> What you are asked to do: Pull every line containing "Vodafone" from the entries.

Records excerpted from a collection
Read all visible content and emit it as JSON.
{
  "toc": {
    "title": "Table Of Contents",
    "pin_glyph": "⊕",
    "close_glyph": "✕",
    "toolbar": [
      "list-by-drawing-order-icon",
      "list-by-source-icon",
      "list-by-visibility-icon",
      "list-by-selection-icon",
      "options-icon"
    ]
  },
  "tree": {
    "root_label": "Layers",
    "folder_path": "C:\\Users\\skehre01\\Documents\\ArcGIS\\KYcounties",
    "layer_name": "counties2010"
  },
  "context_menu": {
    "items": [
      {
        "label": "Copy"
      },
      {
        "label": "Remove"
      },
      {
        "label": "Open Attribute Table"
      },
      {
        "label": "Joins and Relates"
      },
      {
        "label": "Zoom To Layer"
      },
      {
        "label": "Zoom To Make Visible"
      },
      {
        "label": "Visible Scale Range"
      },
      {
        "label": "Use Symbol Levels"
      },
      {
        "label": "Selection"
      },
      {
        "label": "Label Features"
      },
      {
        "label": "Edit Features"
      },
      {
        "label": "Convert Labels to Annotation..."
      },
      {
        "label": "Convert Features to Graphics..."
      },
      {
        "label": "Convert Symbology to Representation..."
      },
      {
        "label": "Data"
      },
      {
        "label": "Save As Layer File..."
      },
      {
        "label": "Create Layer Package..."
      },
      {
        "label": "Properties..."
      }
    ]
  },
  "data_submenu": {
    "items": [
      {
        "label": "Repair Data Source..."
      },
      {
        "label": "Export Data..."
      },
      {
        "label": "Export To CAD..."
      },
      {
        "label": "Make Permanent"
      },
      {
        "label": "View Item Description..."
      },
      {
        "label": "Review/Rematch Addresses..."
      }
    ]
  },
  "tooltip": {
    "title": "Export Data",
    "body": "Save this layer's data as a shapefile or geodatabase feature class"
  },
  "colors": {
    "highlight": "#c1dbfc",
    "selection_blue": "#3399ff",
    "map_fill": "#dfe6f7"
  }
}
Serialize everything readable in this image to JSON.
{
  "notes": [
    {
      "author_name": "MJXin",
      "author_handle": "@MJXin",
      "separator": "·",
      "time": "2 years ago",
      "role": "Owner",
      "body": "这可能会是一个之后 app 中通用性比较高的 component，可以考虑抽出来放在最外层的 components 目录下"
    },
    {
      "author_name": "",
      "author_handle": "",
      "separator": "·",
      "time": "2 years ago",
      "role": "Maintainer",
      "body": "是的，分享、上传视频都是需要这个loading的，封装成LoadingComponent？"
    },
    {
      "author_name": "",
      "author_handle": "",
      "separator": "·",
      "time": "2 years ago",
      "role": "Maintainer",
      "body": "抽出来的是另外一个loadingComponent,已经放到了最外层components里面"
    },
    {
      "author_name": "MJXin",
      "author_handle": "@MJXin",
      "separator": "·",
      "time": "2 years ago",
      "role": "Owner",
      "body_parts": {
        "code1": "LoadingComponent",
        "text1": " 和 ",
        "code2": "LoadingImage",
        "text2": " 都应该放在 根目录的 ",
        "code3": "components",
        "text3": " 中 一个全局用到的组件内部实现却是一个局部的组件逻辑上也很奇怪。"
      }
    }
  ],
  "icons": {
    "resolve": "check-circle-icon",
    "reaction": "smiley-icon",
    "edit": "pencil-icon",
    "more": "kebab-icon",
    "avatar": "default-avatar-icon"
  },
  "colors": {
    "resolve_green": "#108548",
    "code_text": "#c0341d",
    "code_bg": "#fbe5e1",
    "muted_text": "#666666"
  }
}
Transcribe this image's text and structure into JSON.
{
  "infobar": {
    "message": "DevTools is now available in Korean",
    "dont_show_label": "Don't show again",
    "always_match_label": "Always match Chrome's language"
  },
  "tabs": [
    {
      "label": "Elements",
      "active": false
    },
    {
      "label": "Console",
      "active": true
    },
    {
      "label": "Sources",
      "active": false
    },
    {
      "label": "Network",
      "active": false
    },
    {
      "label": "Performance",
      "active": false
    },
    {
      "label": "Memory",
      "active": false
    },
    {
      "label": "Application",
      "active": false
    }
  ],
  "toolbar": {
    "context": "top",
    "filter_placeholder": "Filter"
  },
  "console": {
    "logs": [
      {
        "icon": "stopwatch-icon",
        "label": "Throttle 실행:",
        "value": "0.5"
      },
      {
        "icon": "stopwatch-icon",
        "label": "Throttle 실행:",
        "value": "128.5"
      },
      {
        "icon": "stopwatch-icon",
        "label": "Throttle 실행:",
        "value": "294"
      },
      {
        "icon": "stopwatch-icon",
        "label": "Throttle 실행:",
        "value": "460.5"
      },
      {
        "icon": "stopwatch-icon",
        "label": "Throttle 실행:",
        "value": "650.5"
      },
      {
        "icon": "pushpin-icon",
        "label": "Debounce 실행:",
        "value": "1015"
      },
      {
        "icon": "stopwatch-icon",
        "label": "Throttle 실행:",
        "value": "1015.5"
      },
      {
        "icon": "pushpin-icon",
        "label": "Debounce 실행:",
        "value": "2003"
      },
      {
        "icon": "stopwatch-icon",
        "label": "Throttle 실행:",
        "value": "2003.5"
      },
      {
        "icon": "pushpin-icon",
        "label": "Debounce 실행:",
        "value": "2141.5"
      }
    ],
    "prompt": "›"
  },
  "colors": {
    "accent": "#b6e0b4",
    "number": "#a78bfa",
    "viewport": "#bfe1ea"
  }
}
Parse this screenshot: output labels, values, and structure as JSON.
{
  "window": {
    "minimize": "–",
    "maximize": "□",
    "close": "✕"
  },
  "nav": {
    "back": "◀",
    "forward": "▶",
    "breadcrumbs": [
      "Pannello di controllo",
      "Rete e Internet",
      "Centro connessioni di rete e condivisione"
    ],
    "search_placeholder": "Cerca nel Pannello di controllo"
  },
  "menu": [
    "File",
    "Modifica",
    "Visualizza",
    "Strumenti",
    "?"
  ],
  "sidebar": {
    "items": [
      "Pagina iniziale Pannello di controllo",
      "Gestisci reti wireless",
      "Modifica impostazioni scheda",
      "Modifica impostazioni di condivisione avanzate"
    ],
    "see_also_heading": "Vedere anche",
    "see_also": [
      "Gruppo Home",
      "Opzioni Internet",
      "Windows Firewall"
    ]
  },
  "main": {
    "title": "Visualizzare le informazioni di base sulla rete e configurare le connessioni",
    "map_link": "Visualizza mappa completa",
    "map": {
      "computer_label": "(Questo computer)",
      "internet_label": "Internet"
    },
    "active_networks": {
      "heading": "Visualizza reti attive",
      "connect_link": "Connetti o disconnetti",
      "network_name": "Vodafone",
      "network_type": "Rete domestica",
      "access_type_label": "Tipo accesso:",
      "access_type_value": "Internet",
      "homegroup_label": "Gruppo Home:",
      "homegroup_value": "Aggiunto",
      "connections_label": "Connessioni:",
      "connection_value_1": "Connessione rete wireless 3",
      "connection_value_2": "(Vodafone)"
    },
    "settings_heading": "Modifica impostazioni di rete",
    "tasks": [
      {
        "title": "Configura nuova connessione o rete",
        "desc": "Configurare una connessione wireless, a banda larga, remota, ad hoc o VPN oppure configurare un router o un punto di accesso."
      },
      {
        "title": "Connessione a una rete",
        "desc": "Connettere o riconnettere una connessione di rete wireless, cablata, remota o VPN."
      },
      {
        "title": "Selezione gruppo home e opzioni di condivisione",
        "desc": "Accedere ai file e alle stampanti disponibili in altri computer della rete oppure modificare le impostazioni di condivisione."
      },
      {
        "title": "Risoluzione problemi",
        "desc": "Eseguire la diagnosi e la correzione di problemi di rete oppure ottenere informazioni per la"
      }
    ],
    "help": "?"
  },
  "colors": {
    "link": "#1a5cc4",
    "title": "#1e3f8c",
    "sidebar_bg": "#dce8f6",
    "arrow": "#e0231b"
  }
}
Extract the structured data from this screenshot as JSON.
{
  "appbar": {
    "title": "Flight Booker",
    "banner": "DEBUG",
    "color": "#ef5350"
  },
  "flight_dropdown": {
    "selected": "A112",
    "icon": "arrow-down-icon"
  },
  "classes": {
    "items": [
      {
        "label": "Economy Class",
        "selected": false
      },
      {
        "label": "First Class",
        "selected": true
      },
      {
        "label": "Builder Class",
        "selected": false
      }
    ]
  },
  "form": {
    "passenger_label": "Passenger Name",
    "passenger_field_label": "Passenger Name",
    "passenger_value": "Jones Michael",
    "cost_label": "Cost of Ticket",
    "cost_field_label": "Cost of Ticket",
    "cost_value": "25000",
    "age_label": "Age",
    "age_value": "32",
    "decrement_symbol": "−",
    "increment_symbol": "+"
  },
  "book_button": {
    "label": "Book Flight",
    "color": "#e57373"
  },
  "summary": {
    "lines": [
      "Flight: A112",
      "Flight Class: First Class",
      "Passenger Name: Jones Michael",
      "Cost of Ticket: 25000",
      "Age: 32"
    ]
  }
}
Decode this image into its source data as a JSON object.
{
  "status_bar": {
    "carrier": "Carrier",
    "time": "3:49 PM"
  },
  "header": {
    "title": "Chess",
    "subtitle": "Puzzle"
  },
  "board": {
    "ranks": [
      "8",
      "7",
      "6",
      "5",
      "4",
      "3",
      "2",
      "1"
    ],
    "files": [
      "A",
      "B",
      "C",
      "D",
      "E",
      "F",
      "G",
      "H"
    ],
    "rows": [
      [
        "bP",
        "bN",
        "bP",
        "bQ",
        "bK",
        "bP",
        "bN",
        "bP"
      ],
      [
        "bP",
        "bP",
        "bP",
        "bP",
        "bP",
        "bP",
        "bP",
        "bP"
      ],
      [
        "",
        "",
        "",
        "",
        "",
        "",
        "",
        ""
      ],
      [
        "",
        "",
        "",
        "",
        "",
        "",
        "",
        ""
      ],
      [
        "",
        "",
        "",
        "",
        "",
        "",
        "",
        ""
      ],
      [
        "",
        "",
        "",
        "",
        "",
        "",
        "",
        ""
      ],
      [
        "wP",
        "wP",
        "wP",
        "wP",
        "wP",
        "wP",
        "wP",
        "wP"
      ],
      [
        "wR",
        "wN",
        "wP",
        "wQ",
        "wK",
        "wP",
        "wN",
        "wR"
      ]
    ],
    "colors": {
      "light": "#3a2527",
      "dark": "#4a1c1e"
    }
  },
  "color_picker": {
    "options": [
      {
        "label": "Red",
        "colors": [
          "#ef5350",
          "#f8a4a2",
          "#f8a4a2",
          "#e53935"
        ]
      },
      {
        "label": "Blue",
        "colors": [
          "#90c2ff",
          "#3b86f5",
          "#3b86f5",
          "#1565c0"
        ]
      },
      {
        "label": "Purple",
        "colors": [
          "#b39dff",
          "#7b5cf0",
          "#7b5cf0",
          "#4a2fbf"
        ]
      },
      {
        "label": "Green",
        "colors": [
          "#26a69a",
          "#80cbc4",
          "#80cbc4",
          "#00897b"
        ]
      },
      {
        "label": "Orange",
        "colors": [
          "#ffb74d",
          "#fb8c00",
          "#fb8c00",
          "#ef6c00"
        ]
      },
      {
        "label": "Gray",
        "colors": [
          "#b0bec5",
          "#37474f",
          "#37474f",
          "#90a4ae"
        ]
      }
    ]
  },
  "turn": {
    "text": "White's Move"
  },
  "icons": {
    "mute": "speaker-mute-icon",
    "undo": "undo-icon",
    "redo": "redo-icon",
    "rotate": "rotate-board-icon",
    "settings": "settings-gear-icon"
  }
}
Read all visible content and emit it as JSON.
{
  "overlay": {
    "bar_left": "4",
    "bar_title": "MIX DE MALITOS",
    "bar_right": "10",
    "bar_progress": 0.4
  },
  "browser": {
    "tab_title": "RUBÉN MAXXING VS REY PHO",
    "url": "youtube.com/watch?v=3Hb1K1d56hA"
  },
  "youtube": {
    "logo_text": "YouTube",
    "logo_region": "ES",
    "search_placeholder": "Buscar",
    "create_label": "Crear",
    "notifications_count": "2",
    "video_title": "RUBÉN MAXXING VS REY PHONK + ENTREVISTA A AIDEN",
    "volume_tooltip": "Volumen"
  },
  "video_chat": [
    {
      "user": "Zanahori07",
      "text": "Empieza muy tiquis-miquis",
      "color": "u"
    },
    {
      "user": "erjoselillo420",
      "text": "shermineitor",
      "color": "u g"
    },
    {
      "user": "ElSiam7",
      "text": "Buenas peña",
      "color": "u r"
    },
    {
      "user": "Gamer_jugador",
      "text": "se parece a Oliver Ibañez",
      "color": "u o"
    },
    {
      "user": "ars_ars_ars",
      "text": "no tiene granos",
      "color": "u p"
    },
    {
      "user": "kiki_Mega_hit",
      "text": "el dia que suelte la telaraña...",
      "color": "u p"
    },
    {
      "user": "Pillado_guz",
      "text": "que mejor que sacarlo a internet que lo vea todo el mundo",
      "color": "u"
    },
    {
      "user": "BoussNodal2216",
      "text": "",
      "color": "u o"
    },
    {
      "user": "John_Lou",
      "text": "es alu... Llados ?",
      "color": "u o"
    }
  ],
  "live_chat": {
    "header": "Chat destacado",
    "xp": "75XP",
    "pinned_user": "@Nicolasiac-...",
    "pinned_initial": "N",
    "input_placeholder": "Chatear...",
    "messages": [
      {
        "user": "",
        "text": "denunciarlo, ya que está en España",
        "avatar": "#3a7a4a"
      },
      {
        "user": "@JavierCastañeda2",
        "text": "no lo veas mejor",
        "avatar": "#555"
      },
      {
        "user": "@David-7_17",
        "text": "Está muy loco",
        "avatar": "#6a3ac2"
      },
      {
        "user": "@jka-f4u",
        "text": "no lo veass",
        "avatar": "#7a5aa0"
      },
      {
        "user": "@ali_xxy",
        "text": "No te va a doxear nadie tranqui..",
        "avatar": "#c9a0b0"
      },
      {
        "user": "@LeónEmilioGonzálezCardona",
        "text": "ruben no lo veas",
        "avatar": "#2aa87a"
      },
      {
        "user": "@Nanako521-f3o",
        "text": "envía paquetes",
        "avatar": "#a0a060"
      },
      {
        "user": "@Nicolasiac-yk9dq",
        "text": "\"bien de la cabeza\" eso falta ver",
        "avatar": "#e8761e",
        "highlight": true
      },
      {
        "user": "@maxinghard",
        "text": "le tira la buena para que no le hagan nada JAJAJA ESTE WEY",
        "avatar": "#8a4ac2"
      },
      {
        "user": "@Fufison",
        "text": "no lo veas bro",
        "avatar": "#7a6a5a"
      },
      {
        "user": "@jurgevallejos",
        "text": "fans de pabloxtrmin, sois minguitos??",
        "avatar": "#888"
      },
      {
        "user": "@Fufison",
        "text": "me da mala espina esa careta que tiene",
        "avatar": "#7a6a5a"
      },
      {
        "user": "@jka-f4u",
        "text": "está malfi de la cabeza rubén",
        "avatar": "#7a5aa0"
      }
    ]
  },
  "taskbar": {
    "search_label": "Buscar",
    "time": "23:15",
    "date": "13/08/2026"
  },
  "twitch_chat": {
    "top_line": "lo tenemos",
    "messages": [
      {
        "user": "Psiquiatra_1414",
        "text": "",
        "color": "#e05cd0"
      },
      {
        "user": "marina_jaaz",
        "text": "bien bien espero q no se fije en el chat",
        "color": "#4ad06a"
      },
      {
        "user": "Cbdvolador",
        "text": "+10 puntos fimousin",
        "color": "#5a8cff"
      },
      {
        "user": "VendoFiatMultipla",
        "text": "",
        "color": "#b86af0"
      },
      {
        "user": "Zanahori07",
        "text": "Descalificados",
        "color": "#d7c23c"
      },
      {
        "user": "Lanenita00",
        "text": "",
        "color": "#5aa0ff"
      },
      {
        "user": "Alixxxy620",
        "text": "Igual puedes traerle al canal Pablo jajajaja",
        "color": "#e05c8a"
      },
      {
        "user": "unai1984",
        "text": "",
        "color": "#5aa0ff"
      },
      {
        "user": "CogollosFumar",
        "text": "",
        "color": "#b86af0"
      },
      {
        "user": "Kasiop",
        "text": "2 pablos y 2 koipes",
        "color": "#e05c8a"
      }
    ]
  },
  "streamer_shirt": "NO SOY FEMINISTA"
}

> Reply:
      "network_name": "Vodafone",
      "connection_value_2": "(Vodafone)"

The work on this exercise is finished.